** SHORT EXERCISE **
Answer with one number: how many lines have "week".
** START OF STORED RECORDS **
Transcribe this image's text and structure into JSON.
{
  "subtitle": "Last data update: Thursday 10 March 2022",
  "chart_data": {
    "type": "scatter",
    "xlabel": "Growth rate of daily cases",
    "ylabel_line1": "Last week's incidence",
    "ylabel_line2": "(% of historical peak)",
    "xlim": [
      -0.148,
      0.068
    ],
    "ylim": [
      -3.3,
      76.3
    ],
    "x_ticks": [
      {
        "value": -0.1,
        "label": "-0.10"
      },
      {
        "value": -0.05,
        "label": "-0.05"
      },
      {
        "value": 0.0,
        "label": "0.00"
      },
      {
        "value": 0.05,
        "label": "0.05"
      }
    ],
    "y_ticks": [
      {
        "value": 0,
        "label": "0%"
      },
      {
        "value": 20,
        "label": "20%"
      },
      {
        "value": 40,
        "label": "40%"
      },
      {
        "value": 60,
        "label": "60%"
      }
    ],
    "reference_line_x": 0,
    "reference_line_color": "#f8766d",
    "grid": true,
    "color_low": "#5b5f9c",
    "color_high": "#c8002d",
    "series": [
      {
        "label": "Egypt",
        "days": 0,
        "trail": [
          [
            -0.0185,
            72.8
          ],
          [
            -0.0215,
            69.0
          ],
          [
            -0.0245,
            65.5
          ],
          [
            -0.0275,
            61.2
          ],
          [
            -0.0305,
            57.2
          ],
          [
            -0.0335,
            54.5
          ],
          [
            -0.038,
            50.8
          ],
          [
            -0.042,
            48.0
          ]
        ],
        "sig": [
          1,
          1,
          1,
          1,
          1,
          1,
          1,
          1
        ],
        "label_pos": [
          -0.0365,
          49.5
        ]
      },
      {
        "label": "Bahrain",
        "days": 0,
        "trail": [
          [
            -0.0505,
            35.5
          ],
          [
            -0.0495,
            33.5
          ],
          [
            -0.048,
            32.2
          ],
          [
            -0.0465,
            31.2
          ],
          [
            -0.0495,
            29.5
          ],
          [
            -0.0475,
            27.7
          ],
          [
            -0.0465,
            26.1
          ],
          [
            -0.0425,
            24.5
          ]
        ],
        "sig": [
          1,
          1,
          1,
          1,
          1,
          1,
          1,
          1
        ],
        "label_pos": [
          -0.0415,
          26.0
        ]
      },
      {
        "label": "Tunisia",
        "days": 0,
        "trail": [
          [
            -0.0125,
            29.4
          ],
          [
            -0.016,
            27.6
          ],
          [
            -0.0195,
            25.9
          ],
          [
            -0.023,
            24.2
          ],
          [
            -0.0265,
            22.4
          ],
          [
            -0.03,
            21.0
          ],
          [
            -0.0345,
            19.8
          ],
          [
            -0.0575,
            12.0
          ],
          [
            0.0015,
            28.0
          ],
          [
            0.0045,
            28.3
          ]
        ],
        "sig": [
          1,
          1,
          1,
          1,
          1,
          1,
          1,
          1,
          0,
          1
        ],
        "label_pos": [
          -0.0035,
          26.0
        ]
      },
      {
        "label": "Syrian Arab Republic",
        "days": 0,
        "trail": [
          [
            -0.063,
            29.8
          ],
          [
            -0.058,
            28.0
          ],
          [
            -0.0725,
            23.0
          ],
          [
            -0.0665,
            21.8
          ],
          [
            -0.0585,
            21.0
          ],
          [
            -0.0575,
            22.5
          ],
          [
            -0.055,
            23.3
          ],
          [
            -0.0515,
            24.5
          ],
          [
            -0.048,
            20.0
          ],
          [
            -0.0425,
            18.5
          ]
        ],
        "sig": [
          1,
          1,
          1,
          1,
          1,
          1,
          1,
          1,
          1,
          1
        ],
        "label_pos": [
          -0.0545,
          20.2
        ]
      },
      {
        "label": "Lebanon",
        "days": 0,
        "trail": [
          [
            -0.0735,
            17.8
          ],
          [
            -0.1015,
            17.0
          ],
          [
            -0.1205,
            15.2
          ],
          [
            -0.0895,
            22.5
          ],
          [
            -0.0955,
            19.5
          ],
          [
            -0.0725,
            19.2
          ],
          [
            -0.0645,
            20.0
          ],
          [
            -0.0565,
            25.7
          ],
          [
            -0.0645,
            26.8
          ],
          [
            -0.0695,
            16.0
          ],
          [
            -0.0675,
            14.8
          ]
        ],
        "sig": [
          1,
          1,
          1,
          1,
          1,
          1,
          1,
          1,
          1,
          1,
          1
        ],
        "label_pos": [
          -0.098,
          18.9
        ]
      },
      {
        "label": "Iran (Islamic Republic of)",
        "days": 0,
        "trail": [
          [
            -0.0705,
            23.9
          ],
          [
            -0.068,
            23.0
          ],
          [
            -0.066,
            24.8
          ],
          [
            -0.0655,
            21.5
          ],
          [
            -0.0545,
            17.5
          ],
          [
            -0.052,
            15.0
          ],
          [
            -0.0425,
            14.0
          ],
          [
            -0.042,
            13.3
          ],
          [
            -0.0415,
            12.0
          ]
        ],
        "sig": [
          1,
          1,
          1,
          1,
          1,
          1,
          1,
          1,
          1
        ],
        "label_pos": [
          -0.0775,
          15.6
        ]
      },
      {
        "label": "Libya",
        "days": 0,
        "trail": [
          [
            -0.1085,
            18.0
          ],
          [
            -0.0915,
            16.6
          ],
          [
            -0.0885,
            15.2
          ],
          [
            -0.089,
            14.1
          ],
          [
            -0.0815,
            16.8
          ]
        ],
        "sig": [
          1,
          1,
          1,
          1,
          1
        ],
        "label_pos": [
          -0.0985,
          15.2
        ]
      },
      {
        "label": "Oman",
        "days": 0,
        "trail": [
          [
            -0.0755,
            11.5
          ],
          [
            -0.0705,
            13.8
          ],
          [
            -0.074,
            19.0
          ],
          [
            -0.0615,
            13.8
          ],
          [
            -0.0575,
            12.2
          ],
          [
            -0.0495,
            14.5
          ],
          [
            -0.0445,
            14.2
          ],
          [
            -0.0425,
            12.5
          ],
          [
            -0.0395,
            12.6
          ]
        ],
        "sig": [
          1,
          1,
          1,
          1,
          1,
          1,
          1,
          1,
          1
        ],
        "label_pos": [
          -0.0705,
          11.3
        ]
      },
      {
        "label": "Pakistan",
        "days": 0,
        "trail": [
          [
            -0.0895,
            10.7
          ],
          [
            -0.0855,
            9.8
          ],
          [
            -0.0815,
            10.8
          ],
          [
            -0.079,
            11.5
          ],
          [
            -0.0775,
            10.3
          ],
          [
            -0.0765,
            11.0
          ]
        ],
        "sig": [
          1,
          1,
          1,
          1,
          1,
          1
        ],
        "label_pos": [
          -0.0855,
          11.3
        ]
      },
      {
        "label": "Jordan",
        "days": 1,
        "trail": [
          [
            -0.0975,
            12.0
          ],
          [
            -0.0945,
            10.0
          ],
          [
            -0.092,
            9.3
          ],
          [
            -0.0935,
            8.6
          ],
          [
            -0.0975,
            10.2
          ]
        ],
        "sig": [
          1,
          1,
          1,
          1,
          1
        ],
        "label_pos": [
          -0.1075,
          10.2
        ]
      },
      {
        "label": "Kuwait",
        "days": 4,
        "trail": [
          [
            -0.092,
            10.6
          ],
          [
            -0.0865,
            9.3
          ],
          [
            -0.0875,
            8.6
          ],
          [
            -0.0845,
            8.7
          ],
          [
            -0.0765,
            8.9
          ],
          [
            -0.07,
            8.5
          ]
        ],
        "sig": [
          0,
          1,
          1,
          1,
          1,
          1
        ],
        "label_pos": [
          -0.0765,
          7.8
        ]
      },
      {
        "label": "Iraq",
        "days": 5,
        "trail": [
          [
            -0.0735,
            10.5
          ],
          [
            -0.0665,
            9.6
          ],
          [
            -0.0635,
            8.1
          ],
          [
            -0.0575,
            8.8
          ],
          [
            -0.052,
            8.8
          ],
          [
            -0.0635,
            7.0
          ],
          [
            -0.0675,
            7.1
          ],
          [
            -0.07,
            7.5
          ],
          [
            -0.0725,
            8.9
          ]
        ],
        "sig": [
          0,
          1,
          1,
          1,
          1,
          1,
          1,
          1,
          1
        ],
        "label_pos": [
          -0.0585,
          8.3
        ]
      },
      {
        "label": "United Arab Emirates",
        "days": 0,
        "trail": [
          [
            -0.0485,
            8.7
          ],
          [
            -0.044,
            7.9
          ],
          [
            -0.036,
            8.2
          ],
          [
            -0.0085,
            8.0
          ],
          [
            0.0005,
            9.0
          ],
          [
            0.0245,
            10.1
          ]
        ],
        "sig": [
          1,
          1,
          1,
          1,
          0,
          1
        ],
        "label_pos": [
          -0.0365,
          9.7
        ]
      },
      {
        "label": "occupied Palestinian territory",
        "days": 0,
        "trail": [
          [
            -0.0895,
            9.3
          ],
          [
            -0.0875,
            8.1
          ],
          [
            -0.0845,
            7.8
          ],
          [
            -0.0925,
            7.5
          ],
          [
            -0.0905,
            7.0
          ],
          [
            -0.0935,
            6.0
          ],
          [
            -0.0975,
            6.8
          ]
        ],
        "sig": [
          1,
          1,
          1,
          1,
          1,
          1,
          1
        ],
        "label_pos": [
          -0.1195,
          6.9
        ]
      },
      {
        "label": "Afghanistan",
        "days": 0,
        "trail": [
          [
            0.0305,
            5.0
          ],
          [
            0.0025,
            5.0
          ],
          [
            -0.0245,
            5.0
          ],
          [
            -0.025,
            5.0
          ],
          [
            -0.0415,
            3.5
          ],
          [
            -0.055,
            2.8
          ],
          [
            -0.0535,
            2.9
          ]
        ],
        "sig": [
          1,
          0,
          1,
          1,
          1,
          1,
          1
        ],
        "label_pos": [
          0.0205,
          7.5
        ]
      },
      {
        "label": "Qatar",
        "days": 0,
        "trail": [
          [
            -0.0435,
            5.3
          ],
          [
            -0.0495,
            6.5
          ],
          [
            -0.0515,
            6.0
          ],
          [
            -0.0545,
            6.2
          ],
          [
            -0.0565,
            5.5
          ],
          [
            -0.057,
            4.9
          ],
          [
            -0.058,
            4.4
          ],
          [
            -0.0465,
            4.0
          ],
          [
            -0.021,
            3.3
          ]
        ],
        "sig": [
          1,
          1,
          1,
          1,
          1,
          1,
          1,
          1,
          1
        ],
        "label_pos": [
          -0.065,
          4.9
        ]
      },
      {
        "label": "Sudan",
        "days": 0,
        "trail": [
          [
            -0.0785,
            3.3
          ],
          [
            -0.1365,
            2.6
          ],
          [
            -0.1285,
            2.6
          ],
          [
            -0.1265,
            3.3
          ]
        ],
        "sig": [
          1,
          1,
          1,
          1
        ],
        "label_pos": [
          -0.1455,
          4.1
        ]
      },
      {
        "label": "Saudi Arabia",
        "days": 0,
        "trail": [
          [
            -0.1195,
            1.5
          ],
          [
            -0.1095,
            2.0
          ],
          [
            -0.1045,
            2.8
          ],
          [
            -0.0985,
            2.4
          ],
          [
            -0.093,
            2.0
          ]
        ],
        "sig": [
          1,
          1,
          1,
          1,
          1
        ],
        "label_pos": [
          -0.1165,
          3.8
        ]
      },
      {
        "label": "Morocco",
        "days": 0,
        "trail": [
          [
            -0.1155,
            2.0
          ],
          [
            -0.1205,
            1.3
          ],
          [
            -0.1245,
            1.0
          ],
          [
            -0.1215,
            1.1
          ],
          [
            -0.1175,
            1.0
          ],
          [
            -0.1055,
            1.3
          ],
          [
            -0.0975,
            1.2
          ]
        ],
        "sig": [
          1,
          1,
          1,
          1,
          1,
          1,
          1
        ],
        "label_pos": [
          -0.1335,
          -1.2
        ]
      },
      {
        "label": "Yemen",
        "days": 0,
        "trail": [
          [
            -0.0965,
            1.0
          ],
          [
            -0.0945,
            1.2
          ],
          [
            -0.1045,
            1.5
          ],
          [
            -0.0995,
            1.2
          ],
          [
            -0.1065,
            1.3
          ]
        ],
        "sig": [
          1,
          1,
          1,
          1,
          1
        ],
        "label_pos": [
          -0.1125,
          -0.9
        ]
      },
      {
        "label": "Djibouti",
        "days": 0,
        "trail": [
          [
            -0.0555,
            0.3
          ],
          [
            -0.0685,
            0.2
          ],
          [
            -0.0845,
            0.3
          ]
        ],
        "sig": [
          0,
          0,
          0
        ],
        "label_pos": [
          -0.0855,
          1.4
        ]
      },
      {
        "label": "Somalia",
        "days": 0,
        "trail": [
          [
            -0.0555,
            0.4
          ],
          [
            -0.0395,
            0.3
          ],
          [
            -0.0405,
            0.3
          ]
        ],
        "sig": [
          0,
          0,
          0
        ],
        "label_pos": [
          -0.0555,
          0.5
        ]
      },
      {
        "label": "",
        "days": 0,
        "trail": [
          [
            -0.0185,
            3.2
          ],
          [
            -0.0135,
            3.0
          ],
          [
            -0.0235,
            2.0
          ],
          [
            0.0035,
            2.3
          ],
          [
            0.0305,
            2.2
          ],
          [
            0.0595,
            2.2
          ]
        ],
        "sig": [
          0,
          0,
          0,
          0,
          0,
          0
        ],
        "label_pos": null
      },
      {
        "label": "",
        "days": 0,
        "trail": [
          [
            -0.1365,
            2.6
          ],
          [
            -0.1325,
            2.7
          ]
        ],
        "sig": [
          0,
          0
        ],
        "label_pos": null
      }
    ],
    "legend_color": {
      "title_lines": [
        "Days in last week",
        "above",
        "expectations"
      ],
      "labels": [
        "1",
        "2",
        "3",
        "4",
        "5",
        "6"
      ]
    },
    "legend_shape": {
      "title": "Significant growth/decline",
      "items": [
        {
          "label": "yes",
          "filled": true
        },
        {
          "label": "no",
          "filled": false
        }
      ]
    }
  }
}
** END OF STORED RECORDS **
** FINISHED EXERCISE **
2